- Task description
Copy out word for word the data from the start of the records through the line that contains "footer-nav: HOME FEATURES", including both ends.

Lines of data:
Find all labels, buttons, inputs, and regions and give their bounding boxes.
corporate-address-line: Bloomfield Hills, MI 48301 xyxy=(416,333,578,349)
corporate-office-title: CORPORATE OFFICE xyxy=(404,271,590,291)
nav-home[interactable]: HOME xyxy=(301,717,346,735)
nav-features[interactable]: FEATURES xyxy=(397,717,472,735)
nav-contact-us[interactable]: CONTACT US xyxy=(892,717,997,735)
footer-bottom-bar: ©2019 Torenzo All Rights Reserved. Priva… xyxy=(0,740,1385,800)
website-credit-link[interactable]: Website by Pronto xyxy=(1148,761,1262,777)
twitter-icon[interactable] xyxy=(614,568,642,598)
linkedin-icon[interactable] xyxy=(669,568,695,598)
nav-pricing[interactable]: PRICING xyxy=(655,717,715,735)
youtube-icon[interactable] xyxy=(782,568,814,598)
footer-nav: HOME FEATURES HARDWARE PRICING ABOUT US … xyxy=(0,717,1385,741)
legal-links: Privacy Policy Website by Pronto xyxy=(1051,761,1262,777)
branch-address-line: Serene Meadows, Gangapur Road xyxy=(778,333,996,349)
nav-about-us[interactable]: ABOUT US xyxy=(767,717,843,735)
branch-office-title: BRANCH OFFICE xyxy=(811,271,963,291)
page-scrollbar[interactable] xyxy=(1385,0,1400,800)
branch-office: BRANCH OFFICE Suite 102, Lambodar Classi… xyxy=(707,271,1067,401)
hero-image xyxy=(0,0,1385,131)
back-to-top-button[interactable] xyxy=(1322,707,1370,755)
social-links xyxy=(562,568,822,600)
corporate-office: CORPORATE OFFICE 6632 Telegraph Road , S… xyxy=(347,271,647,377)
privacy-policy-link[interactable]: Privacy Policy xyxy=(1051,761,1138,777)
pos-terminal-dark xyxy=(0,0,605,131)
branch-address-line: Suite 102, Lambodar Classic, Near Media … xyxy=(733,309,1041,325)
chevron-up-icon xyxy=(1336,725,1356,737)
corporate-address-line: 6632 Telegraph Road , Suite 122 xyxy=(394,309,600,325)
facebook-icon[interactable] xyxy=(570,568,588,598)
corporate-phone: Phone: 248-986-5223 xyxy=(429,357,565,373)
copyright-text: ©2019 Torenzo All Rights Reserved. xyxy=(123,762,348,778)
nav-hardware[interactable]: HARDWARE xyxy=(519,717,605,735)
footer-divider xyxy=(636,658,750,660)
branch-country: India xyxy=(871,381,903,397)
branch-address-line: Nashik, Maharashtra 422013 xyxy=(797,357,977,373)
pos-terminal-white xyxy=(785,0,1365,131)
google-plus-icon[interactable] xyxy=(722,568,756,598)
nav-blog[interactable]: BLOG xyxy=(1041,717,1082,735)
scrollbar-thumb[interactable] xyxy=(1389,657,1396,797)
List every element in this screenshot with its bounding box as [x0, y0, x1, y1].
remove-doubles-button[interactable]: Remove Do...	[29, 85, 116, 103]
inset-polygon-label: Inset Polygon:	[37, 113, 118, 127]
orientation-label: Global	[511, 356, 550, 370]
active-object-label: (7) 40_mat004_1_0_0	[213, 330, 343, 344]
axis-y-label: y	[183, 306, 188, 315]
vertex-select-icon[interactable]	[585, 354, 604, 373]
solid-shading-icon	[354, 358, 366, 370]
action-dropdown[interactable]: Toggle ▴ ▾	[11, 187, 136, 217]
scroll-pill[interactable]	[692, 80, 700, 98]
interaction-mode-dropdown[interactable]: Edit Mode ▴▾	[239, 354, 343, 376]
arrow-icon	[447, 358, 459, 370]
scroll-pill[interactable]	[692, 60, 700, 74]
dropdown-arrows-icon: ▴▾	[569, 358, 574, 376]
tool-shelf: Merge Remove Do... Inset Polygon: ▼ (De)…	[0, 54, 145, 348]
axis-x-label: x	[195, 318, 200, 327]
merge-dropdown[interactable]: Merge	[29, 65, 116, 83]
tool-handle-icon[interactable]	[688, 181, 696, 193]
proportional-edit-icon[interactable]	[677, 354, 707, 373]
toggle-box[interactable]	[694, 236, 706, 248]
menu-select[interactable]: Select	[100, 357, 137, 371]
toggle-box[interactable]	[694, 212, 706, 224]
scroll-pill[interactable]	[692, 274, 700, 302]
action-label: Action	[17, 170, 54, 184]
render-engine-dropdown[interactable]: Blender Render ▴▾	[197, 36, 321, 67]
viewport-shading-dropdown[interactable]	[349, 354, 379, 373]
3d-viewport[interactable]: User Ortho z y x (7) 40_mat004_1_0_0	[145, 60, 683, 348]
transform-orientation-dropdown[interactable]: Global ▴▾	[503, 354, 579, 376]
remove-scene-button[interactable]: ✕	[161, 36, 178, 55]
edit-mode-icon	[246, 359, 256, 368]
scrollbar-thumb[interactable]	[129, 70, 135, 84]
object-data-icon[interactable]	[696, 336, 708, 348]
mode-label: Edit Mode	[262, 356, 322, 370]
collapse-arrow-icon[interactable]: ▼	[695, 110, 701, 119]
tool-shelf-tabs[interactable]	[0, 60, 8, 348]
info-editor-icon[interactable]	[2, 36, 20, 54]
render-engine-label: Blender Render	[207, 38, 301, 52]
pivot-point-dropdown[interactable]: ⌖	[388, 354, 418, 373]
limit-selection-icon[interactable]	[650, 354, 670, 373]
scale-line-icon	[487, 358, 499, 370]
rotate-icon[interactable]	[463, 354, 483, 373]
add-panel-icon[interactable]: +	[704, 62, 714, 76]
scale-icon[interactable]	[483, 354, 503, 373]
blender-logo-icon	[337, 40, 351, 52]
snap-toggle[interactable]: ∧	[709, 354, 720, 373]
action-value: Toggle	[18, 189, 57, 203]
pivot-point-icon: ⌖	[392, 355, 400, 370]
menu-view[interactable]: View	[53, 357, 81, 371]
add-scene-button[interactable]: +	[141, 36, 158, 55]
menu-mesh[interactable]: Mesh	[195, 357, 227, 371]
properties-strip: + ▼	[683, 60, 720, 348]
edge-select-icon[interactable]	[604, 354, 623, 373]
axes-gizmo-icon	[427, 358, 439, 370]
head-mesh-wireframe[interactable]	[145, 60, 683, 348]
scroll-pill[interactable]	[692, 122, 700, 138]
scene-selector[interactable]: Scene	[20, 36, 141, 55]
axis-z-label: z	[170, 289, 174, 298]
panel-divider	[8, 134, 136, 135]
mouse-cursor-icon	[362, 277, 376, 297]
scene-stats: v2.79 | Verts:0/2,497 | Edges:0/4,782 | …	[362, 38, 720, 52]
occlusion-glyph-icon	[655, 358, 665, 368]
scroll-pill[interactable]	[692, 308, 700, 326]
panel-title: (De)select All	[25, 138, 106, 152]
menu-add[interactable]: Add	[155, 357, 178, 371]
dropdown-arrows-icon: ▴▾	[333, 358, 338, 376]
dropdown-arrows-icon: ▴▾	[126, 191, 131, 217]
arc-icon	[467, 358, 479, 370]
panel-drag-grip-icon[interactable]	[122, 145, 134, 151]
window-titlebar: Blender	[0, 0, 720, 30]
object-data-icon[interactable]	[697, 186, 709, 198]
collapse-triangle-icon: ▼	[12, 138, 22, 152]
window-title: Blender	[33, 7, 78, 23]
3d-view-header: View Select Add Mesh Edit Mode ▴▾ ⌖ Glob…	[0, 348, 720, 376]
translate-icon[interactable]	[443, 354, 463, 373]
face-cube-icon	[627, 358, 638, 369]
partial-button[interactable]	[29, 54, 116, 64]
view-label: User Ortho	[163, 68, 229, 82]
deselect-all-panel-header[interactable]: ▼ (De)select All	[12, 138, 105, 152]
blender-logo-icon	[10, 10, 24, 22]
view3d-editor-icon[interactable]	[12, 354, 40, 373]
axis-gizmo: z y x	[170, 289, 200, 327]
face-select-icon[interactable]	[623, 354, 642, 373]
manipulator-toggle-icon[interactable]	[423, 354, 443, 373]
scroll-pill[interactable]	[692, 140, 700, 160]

- Solution below
Find all labels, buttons, inputs, and regions and give their bounding boxes.
corporate-address-line: Bloomfield Hills, MI 48301 xyxy=(416,333,578,349)
corporate-office-title: CORPORATE OFFICE xyxy=(404,271,590,291)
nav-home[interactable]: HOME xyxy=(301,717,346,735)
nav-features[interactable]: FEATURES xyxy=(397,717,472,735)
nav-contact-us[interactable]: CONTACT US xyxy=(892,717,997,735)
footer-bottom-bar: ©2019 Torenzo All Rights Reserved. Priva… xyxy=(0,740,1385,800)
website-credit-link[interactable]: Website by Pronto xyxy=(1148,761,1262,777)
twitter-icon[interactable] xyxy=(614,568,642,598)
linkedin-icon[interactable] xyxy=(669,568,695,598)
nav-pricing[interactable]: PRICING xyxy=(655,717,715,735)
youtube-icon[interactable] xyxy=(782,568,814,598)
footer-nav: HOME FEATURES HARDWARE PRICING ABOUT US … xyxy=(0,717,1385,741)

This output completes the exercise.